STATED EXERCISE: Report only how many lines of the entries below contain the string "NMPC".

RECORDS SHOWN:
*****

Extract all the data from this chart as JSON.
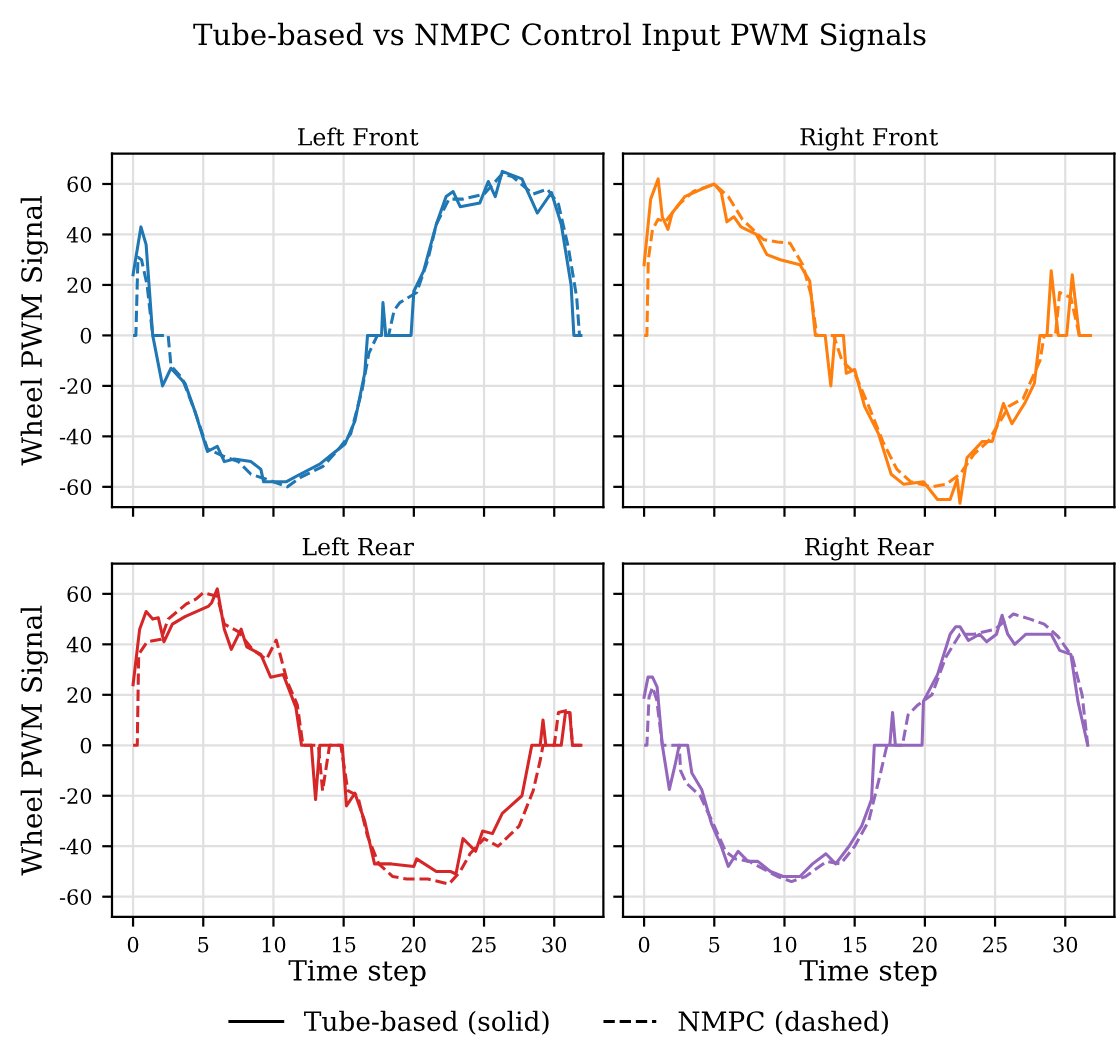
{
  "chart_data": [
    {
      "type": "line",
      "title": "Left Front",
      "ylabel": "Wheel PWM Signal",
      "xlim": [
        -1.5,
        33.5
      ],
      "ylim": [
        -68,
        72
      ],
      "xticks": [
        0,
        5,
        10,
        15,
        20,
        25,
        30
      ],
      "yticks": [
        -60,
        -40,
        -20,
        0,
        20,
        40,
        60
      ],
      "grid": true,
      "tick_labels": "y",
      "annotations": [
        "Tube-based vs NMPC Control Input PWM Signals"
      ],
      "series": [
        {
          "color": "#1f77b4",
          "line_style": "solid",
          "x": [
            0,
            0.56,
            0.93,
            1.4,
            2.1,
            2.7,
            3.7,
            4.4,
            5.3,
            6.0,
            6.5,
            7.2,
            8.4,
            9.1,
            9.3,
            10.9,
            11.9,
            13.3,
            14.2,
            15.1,
            15.8,
            16.5,
            16.7,
            17.7,
            17.8,
            18.0,
            19.8,
            20.0,
            20.7,
            21.6,
            22.3,
            22.8,
            23.3,
            24.7,
            25.3,
            25.8,
            26.3,
            27.7,
            28.8,
            29.8,
            30.5,
            31.2,
            31.4,
            31.9
          ],
          "values": [
            24,
            43,
            36,
            0,
            -20,
            -13,
            -19,
            -30,
            -46,
            -44,
            -50,
            -49,
            -50,
            -53,
            -58,
            -58,
            -55,
            -51,
            -47,
            -43,
            -34,
            -15,
            0,
            0,
            13,
            0,
            0,
            17.5,
            25.6,
            44,
            55,
            57,
            51,
            52.5,
            61,
            55,
            65,
            62,
            48.5,
            56.6,
            44,
            20,
            0,
            0
          ]
        },
        {
          "color": "#1f77b4",
          "line_style": "dashed",
          "x": [
            0,
            0.2,
            0.35,
            0.6,
            1.0,
            1.4,
            2.5,
            2.7,
            3.5,
            4.4,
            5.3,
            6.5,
            7.5,
            8.4,
            9.5,
            10.5,
            11.0,
            12,
            13.5,
            14.5,
            15.5,
            16.3,
            16.8,
            17.4,
            18.2,
            18.6,
            19,
            20.2,
            21,
            21.6,
            22.5,
            23.5,
            25,
            26.3,
            27,
            28.5,
            29.5,
            30.3,
            31,
            31.6,
            31.8
          ],
          "values": [
            0,
            0,
            31,
            30,
            20,
            0,
            0,
            -12,
            -17,
            -30,
            -45,
            -48,
            -50,
            -55,
            -57,
            -59,
            -60,
            -56,
            -52,
            -46,
            -39,
            -22,
            -7,
            0,
            0,
            10,
            13,
            17,
            30,
            44,
            54,
            54,
            56,
            64,
            63,
            56,
            58,
            52,
            35,
            15,
            0
          ]
        }
      ]
    },
    {
      "type": "line",
      "title": "Right Front",
      "xlim": [
        -1.5,
        33.5
      ],
      "ylim": [
        -68,
        72
      ],
      "xticks": [
        0,
        5,
        10,
        15,
        20,
        25,
        30
      ],
      "yticks": [
        -60,
        -40,
        -20,
        0,
        20,
        40,
        60
      ],
      "grid": true,
      "tick_labels": false,
      "series": [
        {
          "color": "#ff7f0e",
          "line_style": "solid",
          "x": [
            0,
            0.47,
            1.0,
            1.3,
            1.7,
            2.0,
            2.9,
            4.1,
            5.0,
            5.5,
            5.9,
            6.4,
            6.9,
            8.0,
            8.75,
            9.7,
            11.1,
            11.8,
            12.2,
            12.9,
            13.3,
            13.6,
            14.2,
            14.4,
            15.0,
            15.7,
            16.7,
            17.6,
            18.5,
            19.9,
            20.9,
            21.8,
            22.3,
            22.5,
            23.0,
            24.1,
            24.8,
            25.6,
            26.2,
            27.1,
            27.8,
            28.2,
            28.7,
            29.0,
            29.5,
            30.1,
            30.5,
            31.0,
            31.8
          ],
          "values": [
            28,
            54,
            62,
            47,
            42,
            48.5,
            55,
            58,
            60,
            56.6,
            45,
            47,
            43,
            40,
            32,
            30,
            28,
            21.5,
            0,
            0,
            -20,
            0,
            0,
            -15,
            -13.5,
            -28,
            -39,
            -55,
            -59,
            -58,
            -65,
            -65,
            -57,
            -66.5,
            -48.5,
            -42,
            -42,
            -27,
            -35,
            -27,
            -19,
            0,
            0,
            25.6,
            0,
            0,
            24,
            0,
            0
          ]
        },
        {
          "color": "#ff7f0e",
          "line_style": "dashed",
          "x": [
            0,
            0.2,
            0.3,
            0.6,
            1.0,
            1.5,
            2.5,
            3.5,
            5.0,
            6.0,
            7.0,
            8.5,
            9.5,
            10.4,
            11.3,
            11.9,
            12.3,
            13.5,
            14.1,
            15,
            16,
            17,
            18,
            19,
            20.5,
            21.5,
            22.5,
            23.5,
            24.5,
            26,
            27,
            28.2,
            28.5,
            29.3,
            29.6,
            30.4,
            31,
            31.8
          ],
          "values": [
            0,
            0,
            30,
            42,
            46,
            45,
            52,
            57,
            60,
            55,
            46,
            38,
            37,
            36.5,
            28,
            16,
            0,
            0,
            -10,
            -15,
            -28,
            -42,
            -53,
            -58,
            -60,
            -59,
            -55,
            -47,
            -42,
            -28,
            -25,
            -10,
            0,
            0,
            17,
            15,
            0,
            0
          ]
        }
      ]
    },
    {
      "type": "line",
      "title": "Left Rear",
      "xlabel": "Time step",
      "ylabel": "Wheel PWM Signal",
      "xlim": [
        -1.5,
        33.5
      ],
      "ylim": [
        -68,
        72
      ],
      "xticks": [
        0,
        5,
        10,
        15,
        20,
        25,
        30
      ],
      "yticks": [
        -60,
        -40,
        -20,
        0,
        20,
        40,
        60
      ],
      "grid": true,
      "series": [
        {
          "color": "#d62728",
          "line_style": "solid",
          "x": [
            0,
            0.47,
            0.93,
            1.4,
            1.8,
            2.2,
            2.8,
            3.7,
            5.35,
            5.6,
            6.0,
            6.5,
            7.0,
            7.7,
            8.1,
            9.1,
            9.8,
            10.7,
            11.6,
            12.0,
            12.7,
            13.0,
            13.3,
            14.9,
            15.2,
            15.8,
            16.5,
            17.2,
            18.4,
            20.0,
            20.2,
            21.6,
            22.6,
            23.0,
            23.5,
            24.4,
            24.9,
            25.6,
            26.3,
            27.7,
            28.4,
            29.0,
            29.2,
            29.4,
            30.5,
            30.8,
            31.1,
            31.3,
            31.9
          ],
          "values": [
            24,
            46,
            53,
            50,
            50.5,
            41,
            48,
            51,
            55,
            56.5,
            62,
            46,
            38,
            46,
            39,
            36,
            27,
            28,
            15,
            0,
            0,
            -21.5,
            0,
            0,
            -24,
            -19,
            -30,
            -47,
            -47,
            -48,
            -45,
            -50,
            -50,
            -51,
            -37,
            -42,
            -34,
            -35,
            -27,
            -20,
            0,
            0,
            10,
            0,
            0,
            13,
            13,
            0,
            0
          ]
        },
        {
          "color": "#d62728",
          "line_style": "dashed",
          "x": [
            0,
            0.3,
            0.4,
            1.0,
            2.0,
            2.5,
            3.8,
            4.5,
            5.0,
            6.0,
            6.5,
            7.5,
            8.5,
            9.5,
            10.2,
            11.0,
            11.7,
            12.1,
            13.2,
            13.5,
            14.0,
            14.8,
            15.3,
            16,
            16.7,
            17.5,
            18.5,
            19.5,
            21.0,
            22.5,
            23.3,
            24,
            25,
            26,
            27.5,
            28.5,
            29,
            29.2,
            30,
            30.3,
            31.1,
            31.3,
            31.9
          ],
          "values": [
            0,
            0,
            36,
            41,
            42,
            50,
            56,
            58,
            60.5,
            59,
            48,
            45,
            38,
            34,
            41.7,
            25,
            16,
            0,
            0,
            -18,
            0,
            0,
            -18,
            -20,
            -36,
            -47,
            -52,
            -53,
            -53,
            -55,
            -50,
            -43,
            -37,
            -40,
            -32,
            -18,
            -6,
            0,
            0,
            13,
            14,
            0,
            0
          ]
        }
      ]
    },
    {
      "type": "line",
      "title": "Right Rear",
      "xlabel": "Time step",
      "xlim": [
        -1.5,
        33.5
      ],
      "ylim": [
        -68,
        72
      ],
      "xticks": [
        0,
        5,
        10,
        15,
        20,
        25,
        30
      ],
      "yticks": [
        -60,
        -40,
        -20,
        0,
        20,
        40,
        60
      ],
      "grid": true,
      "tick_labels": "x",
      "annotations": [
        "Tube-based (solid)",
        "NMPC (dashed)"
      ],
      "series": [
        {
          "color": "#9467bd",
          "line_style": "solid",
          "x": [
            0,
            0.28,
            0.6,
            0.93,
            1.3,
            1.8,
            2.2,
            2.5,
            3.1,
            3.4,
            4.1,
            4.8,
            5.5,
            6.0,
            6.7,
            7.4,
            8.1,
            9.0,
            9.9,
            11.1,
            12.0,
            12.95,
            13.65,
            14.6,
            15.5,
            16.2,
            16.4,
            17.5,
            17.7,
            17.9,
            19.8,
            19.9,
            20.9,
            21.8,
            22.2,
            22.5,
            23.1,
            23.9,
            24.4,
            25.1,
            25.5,
            25.9,
            26.4,
            27.2,
            28.1,
            29.0,
            29.6,
            30.4,
            30.9,
            31.6
          ],
          "values": [
            19,
            27,
            27,
            23,
            0,
            -17.5,
            -8,
            0,
            0,
            -11,
            -17.5,
            -31,
            -40,
            -48,
            -42,
            -46,
            -46,
            -50,
            -52,
            -52,
            -47,
            -43,
            -47,
            -40,
            -32,
            -21.5,
            0,
            0,
            13,
            0,
            0,
            17.5,
            28,
            44,
            47,
            47,
            41.5,
            44,
            41,
            44,
            51.5,
            44,
            40,
            44,
            44,
            44,
            37.6,
            36,
            17.5,
            0
          ]
        },
        {
          "color": "#9467bd",
          "line_style": "dashed",
          "x": [
            0,
            0.2,
            0.35,
            0.6,
            0.9,
            1.3,
            2.5,
            2.6,
            3.0,
            4,
            5,
            5.8,
            6.5,
            7.5,
            8.5,
            9.5,
            10.5,
            11.5,
            13,
            14,
            15,
            16,
            16.8,
            17.3,
            18.4,
            18.8,
            19.5,
            20.5,
            21.5,
            22.5,
            23.5,
            25,
            26.3,
            27.5,
            28.5,
            29.5,
            30.5,
            31.2,
            31.6
          ],
          "values": [
            0,
            0,
            19,
            23,
            18,
            0,
            0,
            -10,
            -15,
            -20,
            -32,
            -42,
            -45,
            -46,
            -49,
            -52,
            -54,
            -52,
            -46,
            -47,
            -40,
            -30,
            -12,
            0,
            0,
            12,
            16,
            20,
            35,
            44,
            44,
            46,
            52,
            50,
            48,
            43,
            35,
            20,
            0
          ]
        }
      ]
    }
  ]
}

*****

TASK OUTPUT: 2